__Requirements__.
Determine how many lines of the material hold the string "Tempomat" and reply with only that number.

Stored data
..........

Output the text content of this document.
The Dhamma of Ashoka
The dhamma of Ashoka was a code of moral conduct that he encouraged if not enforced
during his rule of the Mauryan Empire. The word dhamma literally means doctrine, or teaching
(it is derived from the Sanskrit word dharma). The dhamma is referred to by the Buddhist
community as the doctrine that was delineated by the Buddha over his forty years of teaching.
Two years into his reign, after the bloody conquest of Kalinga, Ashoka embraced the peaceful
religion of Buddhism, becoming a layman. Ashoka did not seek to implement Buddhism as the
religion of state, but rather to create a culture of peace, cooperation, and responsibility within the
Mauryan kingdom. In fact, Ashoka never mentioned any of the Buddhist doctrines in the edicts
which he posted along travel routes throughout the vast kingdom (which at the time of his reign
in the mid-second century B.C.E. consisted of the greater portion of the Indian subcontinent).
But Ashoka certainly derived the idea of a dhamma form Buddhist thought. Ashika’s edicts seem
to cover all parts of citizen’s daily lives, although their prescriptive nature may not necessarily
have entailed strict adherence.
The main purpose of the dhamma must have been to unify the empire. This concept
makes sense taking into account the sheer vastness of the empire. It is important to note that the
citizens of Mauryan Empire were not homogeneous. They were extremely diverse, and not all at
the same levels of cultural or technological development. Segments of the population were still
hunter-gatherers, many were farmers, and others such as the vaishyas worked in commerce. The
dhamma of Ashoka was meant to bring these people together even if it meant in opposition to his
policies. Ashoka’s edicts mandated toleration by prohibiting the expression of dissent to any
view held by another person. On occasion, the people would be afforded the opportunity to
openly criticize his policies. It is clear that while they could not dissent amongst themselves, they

..........

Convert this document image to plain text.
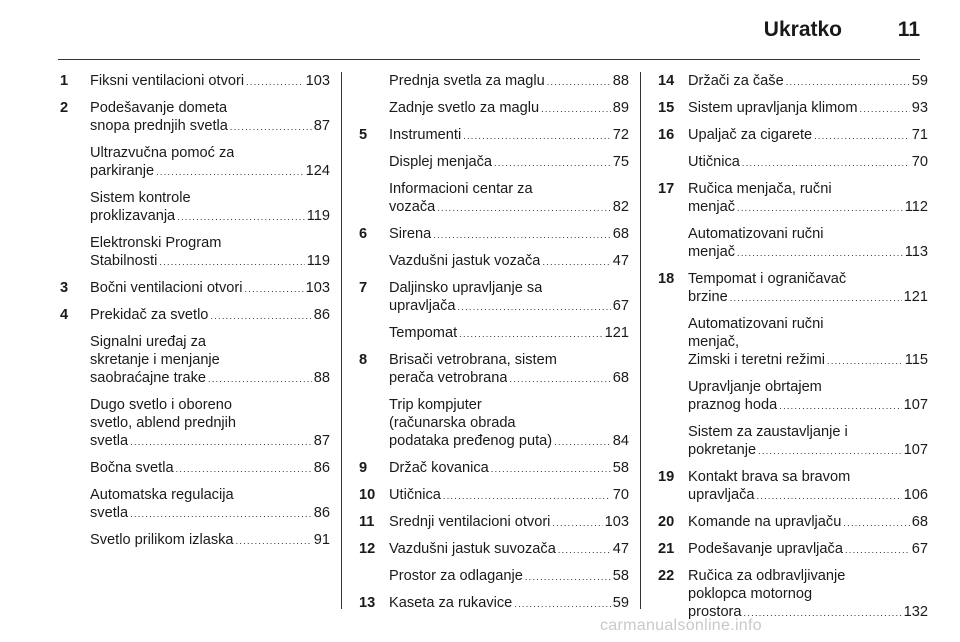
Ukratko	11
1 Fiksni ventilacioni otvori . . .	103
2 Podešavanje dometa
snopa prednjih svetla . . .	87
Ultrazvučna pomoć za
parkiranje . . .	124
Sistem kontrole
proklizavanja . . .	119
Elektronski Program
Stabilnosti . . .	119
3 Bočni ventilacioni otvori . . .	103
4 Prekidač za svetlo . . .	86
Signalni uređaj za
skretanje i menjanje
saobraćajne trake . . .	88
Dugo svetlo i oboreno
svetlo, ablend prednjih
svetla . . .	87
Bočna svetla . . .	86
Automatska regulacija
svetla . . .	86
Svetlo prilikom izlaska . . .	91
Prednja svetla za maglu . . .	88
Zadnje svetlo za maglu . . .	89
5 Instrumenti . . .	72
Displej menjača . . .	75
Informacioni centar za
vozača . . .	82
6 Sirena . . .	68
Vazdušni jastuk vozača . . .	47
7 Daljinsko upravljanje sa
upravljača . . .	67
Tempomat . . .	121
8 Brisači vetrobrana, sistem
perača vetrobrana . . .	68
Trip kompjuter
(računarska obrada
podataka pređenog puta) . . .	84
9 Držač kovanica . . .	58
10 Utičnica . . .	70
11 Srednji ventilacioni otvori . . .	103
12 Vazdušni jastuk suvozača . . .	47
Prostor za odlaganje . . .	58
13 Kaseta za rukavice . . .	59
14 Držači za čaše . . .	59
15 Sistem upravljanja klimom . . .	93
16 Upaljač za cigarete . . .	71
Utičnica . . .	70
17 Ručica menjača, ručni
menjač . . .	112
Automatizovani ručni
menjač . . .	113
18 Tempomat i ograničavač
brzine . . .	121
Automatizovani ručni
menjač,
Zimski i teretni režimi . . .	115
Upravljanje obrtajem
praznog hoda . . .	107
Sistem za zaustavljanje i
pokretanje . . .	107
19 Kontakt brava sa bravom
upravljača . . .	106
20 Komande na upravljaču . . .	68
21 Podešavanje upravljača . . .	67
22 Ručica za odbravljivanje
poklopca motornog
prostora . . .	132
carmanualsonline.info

..........

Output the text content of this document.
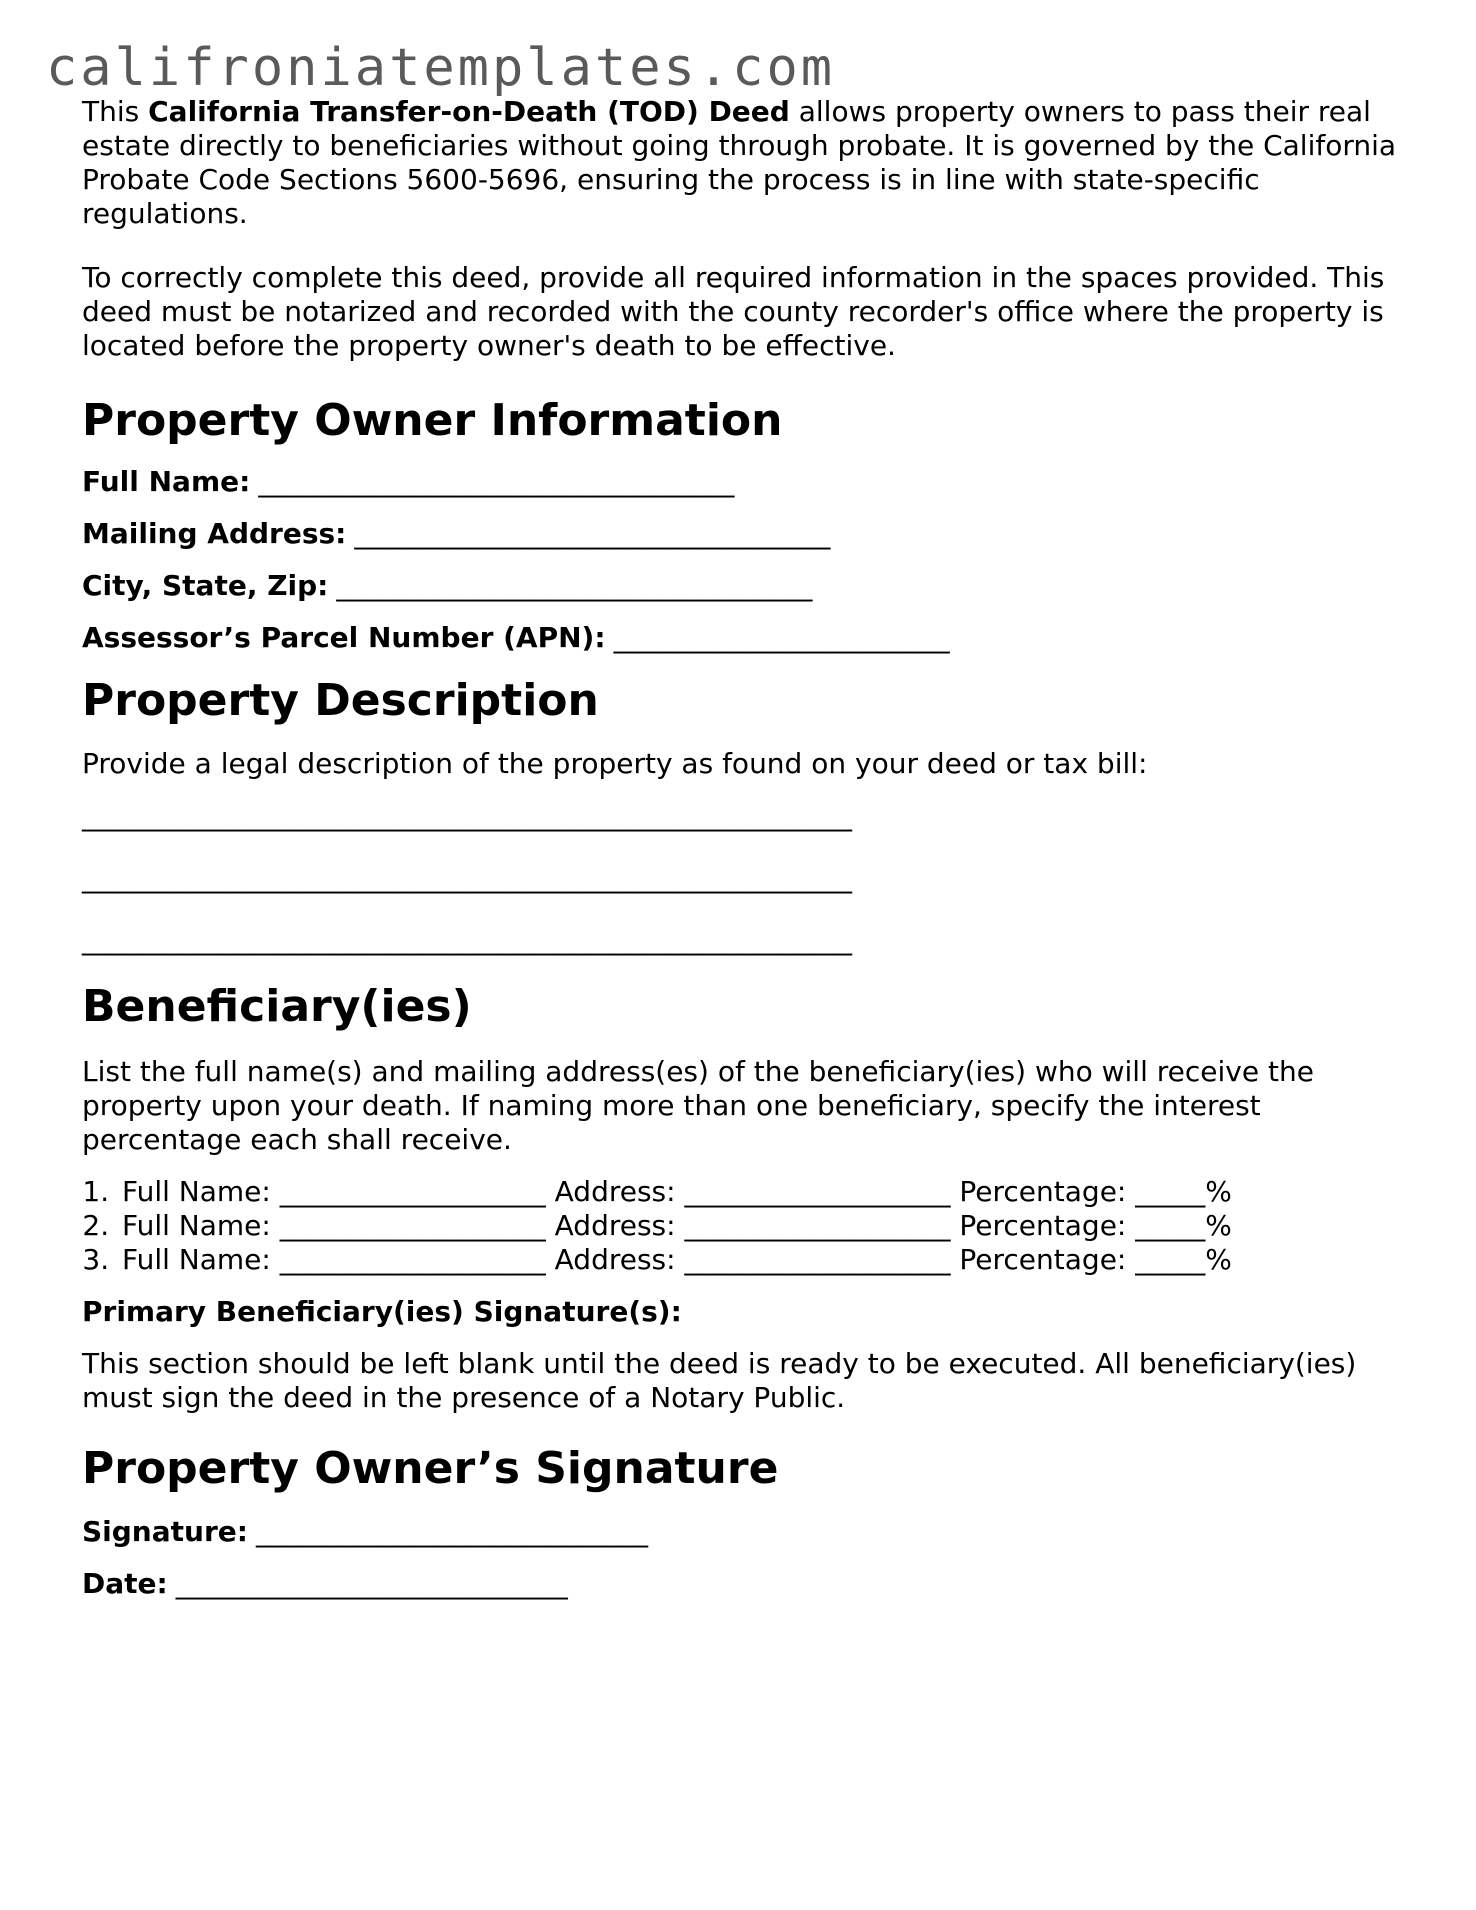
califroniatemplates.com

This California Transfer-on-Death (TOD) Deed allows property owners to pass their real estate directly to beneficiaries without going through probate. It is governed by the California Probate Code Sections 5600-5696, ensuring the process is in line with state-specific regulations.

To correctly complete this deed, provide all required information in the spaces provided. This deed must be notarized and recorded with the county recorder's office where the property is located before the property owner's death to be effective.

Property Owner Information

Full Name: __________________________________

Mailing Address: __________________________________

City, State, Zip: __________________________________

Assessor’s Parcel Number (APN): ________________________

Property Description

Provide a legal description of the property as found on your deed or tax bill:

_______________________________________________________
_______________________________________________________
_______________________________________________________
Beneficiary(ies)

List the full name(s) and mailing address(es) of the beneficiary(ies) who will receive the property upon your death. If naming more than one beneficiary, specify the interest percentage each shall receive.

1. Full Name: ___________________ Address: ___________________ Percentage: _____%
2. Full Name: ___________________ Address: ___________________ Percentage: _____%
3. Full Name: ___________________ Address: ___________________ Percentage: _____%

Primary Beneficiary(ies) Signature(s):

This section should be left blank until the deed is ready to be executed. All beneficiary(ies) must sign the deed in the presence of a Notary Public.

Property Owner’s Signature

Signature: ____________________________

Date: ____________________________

..........

__Final result__.
2